Condense the paragraph beginning "A 3.5 µL aliquot of the fibril sample" in the fibril grid preparation text into a short bulleted list, keeping its main facts.

● Document section
>>

A 3.5 µL aliquot of the fibril sample was applied onto a glow-discharged holey carbon coated grid (400 mesh C-flat 1.2/1.3), blotted from both sides with filter paper and plunge-frozen in liquid ethane using a Vitrobot Mark 3 (Thermo Fisher Scientific). The optimization of the grids was done by monitoring the grid quality at 200 kV with a JEM-2100 transmission electron microscope (Jeol) which was equipped with TemCam F-216 (TVIPS). The data set for three-dimensional (3D) reconstruction was collected with a K2-Summit detector (Gatan) that was operated in counting mode. Data acquisition parameters are listed in Supplementary Table 1.

<<

● Record extracts
>>

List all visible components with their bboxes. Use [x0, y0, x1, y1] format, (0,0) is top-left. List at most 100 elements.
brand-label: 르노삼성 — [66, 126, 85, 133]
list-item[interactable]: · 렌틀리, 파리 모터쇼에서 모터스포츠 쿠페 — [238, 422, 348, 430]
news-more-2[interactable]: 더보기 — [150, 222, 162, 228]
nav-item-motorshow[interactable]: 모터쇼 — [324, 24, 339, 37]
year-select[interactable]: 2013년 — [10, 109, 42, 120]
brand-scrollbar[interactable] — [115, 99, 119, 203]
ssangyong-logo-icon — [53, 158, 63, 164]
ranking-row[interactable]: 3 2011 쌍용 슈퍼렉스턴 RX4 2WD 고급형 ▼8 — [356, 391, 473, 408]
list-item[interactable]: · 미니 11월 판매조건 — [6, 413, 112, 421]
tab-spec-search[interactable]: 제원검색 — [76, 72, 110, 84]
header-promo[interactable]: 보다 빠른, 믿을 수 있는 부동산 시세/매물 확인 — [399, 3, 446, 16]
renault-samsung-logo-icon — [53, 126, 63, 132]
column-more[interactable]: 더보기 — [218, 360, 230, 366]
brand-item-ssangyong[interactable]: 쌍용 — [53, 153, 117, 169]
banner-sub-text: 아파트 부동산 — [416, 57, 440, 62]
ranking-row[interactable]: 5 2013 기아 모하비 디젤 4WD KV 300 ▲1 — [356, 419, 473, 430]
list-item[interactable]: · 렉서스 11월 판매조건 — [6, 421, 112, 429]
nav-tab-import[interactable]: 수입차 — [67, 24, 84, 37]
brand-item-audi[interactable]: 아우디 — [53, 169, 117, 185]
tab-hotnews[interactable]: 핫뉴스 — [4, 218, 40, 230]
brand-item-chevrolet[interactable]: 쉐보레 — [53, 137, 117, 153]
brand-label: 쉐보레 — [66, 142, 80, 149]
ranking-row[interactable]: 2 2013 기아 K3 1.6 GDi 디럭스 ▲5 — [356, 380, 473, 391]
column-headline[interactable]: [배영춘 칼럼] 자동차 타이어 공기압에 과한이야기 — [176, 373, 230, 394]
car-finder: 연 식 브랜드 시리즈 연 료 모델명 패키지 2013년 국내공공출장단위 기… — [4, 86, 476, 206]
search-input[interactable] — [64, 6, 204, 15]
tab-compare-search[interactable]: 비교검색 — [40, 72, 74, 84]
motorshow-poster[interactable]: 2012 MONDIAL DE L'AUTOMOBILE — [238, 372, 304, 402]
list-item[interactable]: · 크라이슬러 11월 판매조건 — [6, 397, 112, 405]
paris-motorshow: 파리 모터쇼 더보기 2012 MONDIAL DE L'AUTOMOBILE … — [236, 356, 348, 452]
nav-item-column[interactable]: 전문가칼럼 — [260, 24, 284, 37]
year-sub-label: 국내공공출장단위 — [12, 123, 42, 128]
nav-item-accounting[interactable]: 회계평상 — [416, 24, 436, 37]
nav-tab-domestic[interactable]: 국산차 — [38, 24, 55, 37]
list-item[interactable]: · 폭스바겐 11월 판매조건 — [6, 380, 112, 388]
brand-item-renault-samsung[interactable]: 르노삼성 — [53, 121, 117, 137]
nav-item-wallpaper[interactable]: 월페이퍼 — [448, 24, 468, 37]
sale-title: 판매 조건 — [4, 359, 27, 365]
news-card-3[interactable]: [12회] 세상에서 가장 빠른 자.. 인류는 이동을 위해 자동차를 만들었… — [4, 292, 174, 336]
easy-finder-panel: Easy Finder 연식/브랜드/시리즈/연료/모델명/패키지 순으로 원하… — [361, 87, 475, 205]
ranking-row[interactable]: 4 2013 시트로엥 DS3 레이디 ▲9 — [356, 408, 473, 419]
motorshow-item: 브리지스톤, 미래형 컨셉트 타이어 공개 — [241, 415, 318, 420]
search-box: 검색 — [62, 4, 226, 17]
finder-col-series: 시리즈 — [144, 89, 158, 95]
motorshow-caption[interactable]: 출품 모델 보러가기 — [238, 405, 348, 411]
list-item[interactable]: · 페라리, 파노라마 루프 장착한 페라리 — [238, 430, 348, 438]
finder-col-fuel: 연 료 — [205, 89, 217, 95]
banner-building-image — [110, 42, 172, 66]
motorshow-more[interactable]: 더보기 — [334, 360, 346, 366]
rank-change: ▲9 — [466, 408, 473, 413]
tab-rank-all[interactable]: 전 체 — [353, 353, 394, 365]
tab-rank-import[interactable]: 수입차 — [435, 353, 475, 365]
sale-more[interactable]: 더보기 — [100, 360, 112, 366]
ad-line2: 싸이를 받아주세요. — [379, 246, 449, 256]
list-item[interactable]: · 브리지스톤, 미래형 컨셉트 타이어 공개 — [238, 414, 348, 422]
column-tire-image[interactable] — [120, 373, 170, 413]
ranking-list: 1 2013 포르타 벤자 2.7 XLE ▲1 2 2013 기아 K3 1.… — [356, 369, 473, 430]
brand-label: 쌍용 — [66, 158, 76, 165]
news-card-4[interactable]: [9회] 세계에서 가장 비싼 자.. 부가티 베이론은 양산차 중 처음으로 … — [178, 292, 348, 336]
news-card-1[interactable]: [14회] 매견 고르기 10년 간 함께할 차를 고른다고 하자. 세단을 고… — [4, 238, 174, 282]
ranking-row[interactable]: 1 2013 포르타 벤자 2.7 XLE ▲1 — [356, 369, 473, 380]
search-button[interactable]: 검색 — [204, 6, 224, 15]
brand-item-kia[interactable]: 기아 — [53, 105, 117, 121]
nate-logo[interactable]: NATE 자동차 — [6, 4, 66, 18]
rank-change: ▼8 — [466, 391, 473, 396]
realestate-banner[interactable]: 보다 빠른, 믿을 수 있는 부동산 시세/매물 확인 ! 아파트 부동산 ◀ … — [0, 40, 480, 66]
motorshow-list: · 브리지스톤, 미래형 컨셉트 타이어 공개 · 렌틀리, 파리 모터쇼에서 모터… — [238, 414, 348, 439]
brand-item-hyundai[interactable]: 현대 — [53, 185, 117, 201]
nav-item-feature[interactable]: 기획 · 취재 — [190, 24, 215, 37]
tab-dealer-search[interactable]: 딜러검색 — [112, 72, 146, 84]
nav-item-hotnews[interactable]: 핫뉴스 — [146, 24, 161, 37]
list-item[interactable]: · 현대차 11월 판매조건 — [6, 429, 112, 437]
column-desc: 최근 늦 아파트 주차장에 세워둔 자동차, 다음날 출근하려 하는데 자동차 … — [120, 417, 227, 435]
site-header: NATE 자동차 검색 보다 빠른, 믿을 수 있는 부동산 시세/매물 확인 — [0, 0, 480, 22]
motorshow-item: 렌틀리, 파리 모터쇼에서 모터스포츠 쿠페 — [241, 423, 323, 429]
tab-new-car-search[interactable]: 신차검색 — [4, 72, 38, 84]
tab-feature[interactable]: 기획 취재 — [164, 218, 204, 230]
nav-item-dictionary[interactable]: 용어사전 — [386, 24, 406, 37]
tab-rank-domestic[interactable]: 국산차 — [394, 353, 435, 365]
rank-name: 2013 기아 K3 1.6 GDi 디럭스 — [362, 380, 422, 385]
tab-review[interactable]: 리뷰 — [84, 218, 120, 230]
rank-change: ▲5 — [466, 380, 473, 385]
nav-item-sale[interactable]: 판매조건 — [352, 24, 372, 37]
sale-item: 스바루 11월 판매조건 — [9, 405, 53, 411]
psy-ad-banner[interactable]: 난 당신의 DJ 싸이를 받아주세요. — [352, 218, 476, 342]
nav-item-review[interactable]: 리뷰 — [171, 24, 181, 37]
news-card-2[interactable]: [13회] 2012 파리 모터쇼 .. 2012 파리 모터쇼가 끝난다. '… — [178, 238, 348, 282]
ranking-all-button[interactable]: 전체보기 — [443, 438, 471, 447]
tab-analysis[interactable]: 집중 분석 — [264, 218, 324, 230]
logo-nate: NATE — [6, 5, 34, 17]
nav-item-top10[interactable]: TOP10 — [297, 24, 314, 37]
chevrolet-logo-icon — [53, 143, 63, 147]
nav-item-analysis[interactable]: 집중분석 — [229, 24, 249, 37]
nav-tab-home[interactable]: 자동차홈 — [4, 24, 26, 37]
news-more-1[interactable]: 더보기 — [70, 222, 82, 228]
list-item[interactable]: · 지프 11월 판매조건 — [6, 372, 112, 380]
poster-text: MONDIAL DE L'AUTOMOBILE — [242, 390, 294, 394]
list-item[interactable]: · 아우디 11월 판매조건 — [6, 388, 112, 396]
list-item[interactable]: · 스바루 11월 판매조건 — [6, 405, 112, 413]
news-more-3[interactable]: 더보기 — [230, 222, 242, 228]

<<

● Solution
- A 3.5 µL fibril sample was applied to a glow-discharged holey carbon grid (400 mesh C-flat 1.2/1.3).
- The grid was blotted from both sides with filter paper and plunge-frozen in liquid ethane with a Vitrobot Mark 3 (Thermo Fisher Scientific).
- Grid quality was optimized at 200 kV on a JEM-2100 TEM (Jeol) fitted with a TemCam F-216 (TVIPS).
- The 3D reconstruction data set was collected on a K2-Summit detector (Gatan) in counting mode.
- Acquisition parameters are given in Supplementary Table 1.